Records excerpted from a collection
========================================
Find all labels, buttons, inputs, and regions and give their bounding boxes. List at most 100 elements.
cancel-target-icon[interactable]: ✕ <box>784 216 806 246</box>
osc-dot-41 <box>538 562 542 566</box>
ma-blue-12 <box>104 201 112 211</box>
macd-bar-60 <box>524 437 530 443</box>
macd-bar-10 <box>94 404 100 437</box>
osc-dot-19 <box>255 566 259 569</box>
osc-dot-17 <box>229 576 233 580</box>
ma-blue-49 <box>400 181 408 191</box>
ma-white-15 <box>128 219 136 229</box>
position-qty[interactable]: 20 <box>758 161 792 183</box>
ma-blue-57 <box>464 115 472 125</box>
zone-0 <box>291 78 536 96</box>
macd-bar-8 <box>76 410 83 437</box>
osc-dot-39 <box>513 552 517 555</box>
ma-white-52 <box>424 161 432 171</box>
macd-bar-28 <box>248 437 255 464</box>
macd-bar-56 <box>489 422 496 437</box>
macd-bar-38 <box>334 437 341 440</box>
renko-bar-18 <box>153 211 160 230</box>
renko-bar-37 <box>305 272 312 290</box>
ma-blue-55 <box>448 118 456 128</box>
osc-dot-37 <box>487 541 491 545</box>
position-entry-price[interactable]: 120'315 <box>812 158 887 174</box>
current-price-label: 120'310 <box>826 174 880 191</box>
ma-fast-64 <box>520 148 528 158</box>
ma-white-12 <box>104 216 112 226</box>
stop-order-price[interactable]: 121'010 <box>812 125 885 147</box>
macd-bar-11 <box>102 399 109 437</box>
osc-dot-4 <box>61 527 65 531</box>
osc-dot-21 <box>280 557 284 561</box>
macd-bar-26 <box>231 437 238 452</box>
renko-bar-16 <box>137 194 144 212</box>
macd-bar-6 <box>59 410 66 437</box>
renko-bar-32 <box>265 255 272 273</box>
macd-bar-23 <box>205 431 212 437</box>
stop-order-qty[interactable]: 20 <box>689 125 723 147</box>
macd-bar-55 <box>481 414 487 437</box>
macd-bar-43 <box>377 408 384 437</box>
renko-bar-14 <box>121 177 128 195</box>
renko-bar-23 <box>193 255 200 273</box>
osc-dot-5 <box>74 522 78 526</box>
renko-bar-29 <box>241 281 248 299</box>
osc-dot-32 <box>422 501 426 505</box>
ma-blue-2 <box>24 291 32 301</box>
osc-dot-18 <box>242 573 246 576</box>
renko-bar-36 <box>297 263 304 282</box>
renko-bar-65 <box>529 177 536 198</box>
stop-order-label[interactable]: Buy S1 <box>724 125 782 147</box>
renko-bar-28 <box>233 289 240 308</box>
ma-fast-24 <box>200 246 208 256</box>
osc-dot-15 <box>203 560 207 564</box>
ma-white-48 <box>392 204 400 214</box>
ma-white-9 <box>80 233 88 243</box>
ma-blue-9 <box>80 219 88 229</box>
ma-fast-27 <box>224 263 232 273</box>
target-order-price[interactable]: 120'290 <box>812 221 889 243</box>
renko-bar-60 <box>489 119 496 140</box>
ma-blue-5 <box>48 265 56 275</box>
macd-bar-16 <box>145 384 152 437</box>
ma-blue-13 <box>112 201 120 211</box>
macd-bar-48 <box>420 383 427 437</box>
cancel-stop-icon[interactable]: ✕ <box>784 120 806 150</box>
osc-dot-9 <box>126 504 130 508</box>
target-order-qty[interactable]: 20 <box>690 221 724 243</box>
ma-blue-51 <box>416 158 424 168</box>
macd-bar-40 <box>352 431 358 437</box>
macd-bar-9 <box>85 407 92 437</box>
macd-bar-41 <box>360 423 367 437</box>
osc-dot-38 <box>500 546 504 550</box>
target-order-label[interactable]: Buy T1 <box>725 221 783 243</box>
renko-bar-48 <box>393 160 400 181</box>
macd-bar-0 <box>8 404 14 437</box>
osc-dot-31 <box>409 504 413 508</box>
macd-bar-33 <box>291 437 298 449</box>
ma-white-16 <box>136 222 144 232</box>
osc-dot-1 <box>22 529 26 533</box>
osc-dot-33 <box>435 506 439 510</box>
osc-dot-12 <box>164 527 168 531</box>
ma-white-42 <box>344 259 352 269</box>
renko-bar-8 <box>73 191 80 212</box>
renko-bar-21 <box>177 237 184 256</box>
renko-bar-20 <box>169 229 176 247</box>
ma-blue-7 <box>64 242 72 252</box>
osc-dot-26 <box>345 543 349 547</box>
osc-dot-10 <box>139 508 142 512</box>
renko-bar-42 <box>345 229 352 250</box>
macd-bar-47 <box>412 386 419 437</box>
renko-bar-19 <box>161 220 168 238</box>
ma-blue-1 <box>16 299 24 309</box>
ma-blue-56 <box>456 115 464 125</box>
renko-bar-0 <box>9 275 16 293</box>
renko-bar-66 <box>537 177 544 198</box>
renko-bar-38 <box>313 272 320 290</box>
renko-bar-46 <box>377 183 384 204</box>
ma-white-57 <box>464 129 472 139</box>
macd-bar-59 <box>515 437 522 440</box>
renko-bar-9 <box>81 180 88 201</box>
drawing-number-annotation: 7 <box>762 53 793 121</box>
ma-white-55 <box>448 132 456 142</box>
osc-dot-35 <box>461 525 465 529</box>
========================================
WHAT IS BEING ASKED: Repeat the listing above word for word, keeping every line in its original order.

EXPECTED ANSWER:
Find all labels, buttons, inputs, and regions and give their bounding boxes. List at most 100 elements.
cancel-target-icon[interactable]: ✕ <box>784 216 806 246</box>
osc-dot-41 <box>538 562 542 566</box>
ma-blue-12 <box>104 201 112 211</box>
macd-bar-60 <box>524 437 530 443</box>
macd-bar-10 <box>94 404 100 437</box>
osc-dot-19 <box>255 566 259 569</box>
osc-dot-17 <box>229 576 233 580</box>
ma-blue-49 <box>400 181 408 191</box>
ma-white-15 <box>128 219 136 229</box>
position-qty[interactable]: 20 <box>758 161 792 183</box>
ma-blue-57 <box>464 115 472 125</box>
zone-0 <box>291 78 536 96</box>
macd-bar-8 <box>76 410 83 437</box>
osc-dot-39 <box>513 552 517 555</box>
ma-white-52 <box>424 161 432 171</box>
macd-bar-28 <box>248 437 255 464</box>
macd-bar-56 <box>489 422 496 437</box>
macd-bar-38 <box>334 437 341 440</box>
renko-bar-18 <box>153 211 160 230</box>
renko-bar-37 <box>305 272 312 290</box>
ma-blue-55 <box>448 118 456 128</box>
osc-dot-37 <box>487 541 491 545</box>
position-entry-price[interactable]: 120'315 <box>812 158 887 174</box>
current-price-label: 120'310 <box>826 174 880 191</box>
ma-fast-64 <box>520 148 528 158</box>
ma-white-12 <box>104 216 112 226</box>
stop-order-price[interactable]: 121'010 <box>812 125 885 147</box>
macd-bar-11 <box>102 399 109 437</box>
osc-dot-4 <box>61 527 65 531</box>
osc-dot-21 <box>280 557 284 561</box>
macd-bar-26 <box>231 437 238 452</box>
renko-bar-16 <box>137 194 144 212</box>
macd-bar-6 <box>59 410 66 437</box>
renko-bar-32 <box>265 255 272 273</box>
macd-bar-23 <box>205 431 212 437</box>
stop-order-qty[interactable]: 20 <box>689 125 723 147</box>
macd-bar-55 <box>481 414 487 437</box>
macd-bar-43 <box>377 408 384 437</box>
renko-bar-14 <box>121 177 128 195</box>
renko-bar-23 <box>193 255 200 273</box>
osc-dot-5 <box>74 522 78 526</box>
renko-bar-29 <box>241 281 248 299</box>
osc-dot-32 <box>422 501 426 505</box>
ma-blue-2 <box>24 291 32 301</box>
osc-dot-18 <box>242 573 246 576</box>
renko-bar-36 <box>297 263 304 282</box>
renko-bar-65 <box>529 177 536 198</box>
stop-order-label[interactable]: Buy S1 <box>724 125 782 147</box>
renko-bar-28 <box>233 289 240 308</box>
ma-fast-24 <box>200 246 208 256</box>
osc-dot-15 <box>203 560 207 564</box>
ma-white-48 <box>392 204 400 214</box>
ma-white-9 <box>80 233 88 243</box>
ma-blue-9 <box>80 219 88 229</box>
ma-fast-27 <box>224 263 232 273</box>
target-order-price[interactable]: 120'290 <box>812 221 889 243</box>
renko-bar-60 <box>489 119 496 140</box>
ma-blue-5 <box>48 265 56 275</box>
macd-bar-16 <box>145 384 152 437</box>
ma-blue-13 <box>112 201 120 211</box>
macd-bar-48 <box>420 383 427 437</box>
cancel-stop-icon[interactable]: ✕ <box>784 120 806 150</box>
osc-dot-9 <box>126 504 130 508</box>
target-order-qty[interactable]: 20 <box>690 221 724 243</box>
ma-blue-51 <box>416 158 424 168</box>
macd-bar-40 <box>352 431 358 437</box>
macd-bar-9 <box>85 407 92 437</box>
macd-bar-41 <box>360 423 367 437</box>
osc-dot-38 <box>500 546 504 550</box>
target-order-label[interactable]: Buy T1 <box>725 221 783 243</box>
renko-bar-48 <box>393 160 400 181</box>
macd-bar-0 <box>8 404 14 437</box>
osc-dot-31 <box>409 504 413 508</box>
macd-bar-33 <box>291 437 298 449</box>
ma-white-16 <box>136 222 144 232</box>
osc-dot-1 <box>22 529 26 533</box>
osc-dot-33 <box>435 506 439 510</box>
osc-dot-12 <box>164 527 168 531</box>
ma-white-42 <box>344 259 352 269</box>
renko-bar-8 <box>73 191 80 212</box>
renko-bar-21 <box>177 237 184 256</box>
renko-bar-20 <box>169 229 176 247</box>
ma-blue-7 <box>64 242 72 252</box>
osc-dot-26 <box>345 543 349 547</box>
osc-dot-10 <box>139 508 142 512</box>
renko-bar-42 <box>345 229 352 250</box>
macd-bar-47 <box>412 386 419 437</box>
renko-bar-19 <box>161 220 168 238</box>
ma-blue-1 <box>16 299 24 309</box>
ma-blue-56 <box>456 115 464 125</box>
renko-bar-0 <box>9 275 16 293</box>
renko-bar-66 <box>537 177 544 198</box>
renko-bar-38 <box>313 272 320 290</box>
renko-bar-46 <box>377 183 384 204</box>
ma-white-57 <box>464 129 472 139</box>
macd-bar-59 <box>515 437 522 440</box>
renko-bar-9 <box>81 180 88 201</box>
drawing-number-annotation: 7 <box>762 53 793 121</box>
ma-white-55 <box>448 132 456 142</box>
osc-dot-35 <box>461 525 465 529</box>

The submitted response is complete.